Stored data:
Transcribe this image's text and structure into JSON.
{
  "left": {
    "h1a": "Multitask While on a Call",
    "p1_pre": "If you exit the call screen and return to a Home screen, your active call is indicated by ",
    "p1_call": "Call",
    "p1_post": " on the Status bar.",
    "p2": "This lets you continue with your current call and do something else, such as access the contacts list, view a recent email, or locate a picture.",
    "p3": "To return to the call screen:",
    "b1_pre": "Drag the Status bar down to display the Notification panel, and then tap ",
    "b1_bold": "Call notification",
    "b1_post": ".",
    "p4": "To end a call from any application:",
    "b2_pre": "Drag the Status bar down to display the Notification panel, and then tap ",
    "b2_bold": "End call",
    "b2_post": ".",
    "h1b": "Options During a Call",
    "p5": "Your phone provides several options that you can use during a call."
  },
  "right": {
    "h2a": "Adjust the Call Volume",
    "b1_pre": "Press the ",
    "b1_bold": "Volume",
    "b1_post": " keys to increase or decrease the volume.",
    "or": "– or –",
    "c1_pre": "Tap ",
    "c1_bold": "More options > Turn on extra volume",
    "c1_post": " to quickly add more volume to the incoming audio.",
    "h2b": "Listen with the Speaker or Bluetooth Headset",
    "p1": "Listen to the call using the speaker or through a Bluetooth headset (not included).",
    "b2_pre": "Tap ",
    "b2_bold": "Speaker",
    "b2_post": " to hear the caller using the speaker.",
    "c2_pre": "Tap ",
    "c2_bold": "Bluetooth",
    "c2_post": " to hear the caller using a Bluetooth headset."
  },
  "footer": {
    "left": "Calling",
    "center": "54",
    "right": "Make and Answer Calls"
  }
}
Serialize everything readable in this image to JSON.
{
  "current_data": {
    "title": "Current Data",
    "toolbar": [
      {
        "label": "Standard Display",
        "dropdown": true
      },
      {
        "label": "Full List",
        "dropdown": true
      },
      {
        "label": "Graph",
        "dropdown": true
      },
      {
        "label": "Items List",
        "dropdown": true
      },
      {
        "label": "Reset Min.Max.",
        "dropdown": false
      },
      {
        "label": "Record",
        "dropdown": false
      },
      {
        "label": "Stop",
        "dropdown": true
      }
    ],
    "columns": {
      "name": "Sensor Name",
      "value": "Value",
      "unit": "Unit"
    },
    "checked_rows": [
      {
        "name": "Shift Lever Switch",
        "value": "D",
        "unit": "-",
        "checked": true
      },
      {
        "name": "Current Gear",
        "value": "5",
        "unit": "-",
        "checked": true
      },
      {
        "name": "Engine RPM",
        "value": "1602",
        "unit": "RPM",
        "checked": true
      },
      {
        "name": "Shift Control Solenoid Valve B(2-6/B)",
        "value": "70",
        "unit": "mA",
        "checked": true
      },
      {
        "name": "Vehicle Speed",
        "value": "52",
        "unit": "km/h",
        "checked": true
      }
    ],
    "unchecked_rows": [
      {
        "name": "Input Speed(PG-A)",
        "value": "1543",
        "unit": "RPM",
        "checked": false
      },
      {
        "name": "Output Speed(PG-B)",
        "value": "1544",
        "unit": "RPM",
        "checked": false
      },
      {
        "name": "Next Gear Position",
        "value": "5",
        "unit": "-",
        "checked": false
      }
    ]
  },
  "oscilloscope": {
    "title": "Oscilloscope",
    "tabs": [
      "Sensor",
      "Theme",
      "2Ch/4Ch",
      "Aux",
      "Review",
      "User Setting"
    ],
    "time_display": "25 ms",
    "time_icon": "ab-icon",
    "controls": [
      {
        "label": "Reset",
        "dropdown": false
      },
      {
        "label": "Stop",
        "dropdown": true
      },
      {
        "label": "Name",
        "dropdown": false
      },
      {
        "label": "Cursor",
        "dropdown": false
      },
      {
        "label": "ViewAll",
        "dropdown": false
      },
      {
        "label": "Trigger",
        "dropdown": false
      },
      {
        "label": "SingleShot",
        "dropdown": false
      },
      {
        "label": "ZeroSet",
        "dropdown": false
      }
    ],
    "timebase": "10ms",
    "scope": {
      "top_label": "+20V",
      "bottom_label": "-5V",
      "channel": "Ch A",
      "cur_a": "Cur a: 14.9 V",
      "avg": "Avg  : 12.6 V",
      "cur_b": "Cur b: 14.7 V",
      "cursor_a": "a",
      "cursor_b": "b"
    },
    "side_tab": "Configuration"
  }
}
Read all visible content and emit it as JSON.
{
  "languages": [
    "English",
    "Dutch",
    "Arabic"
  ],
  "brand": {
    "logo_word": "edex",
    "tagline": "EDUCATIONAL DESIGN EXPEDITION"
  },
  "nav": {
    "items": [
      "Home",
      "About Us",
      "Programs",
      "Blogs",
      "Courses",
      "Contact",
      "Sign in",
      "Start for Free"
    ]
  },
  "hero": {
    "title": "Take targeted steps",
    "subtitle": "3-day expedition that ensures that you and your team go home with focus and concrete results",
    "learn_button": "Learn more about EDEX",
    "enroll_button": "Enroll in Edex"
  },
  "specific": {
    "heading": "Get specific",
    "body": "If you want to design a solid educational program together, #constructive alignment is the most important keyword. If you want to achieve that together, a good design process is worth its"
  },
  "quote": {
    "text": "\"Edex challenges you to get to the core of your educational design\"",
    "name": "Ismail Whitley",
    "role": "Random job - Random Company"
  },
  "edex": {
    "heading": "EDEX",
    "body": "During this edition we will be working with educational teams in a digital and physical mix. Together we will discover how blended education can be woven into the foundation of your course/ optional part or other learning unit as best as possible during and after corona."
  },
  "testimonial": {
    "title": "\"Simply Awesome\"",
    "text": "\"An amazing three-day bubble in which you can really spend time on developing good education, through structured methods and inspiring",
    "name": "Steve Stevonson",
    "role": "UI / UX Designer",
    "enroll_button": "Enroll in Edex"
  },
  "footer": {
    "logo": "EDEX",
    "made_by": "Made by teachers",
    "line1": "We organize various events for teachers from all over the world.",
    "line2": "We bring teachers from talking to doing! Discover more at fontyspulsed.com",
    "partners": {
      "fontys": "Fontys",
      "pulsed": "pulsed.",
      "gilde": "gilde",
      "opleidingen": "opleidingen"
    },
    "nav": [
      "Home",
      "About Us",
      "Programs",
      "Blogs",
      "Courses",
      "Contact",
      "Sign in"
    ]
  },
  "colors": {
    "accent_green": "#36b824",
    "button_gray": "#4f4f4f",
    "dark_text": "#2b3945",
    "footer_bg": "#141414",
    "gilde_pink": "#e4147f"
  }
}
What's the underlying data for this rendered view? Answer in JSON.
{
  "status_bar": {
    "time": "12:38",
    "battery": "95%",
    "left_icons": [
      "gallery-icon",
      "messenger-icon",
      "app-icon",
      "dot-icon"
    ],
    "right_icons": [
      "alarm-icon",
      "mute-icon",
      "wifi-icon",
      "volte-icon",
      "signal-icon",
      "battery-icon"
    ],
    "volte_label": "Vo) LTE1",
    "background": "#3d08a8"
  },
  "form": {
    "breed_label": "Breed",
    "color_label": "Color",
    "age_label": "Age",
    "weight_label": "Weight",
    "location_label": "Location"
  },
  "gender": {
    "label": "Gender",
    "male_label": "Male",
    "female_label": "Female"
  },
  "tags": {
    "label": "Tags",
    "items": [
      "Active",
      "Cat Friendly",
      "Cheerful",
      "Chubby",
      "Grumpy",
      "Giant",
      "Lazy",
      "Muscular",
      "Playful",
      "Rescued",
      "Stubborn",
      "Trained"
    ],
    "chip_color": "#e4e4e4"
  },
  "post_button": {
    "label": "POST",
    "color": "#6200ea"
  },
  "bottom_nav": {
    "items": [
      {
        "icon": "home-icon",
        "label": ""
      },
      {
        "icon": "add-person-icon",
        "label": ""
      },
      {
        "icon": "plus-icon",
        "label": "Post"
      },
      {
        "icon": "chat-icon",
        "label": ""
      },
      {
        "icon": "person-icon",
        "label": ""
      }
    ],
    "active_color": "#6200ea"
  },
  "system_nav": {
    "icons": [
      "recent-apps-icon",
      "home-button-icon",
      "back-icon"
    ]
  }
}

WHAT YOU ARE ASKED TO DO:
Report the number of lines of the listing above that hold the string "through", with no other text.

FINISHED EXERCISE:
2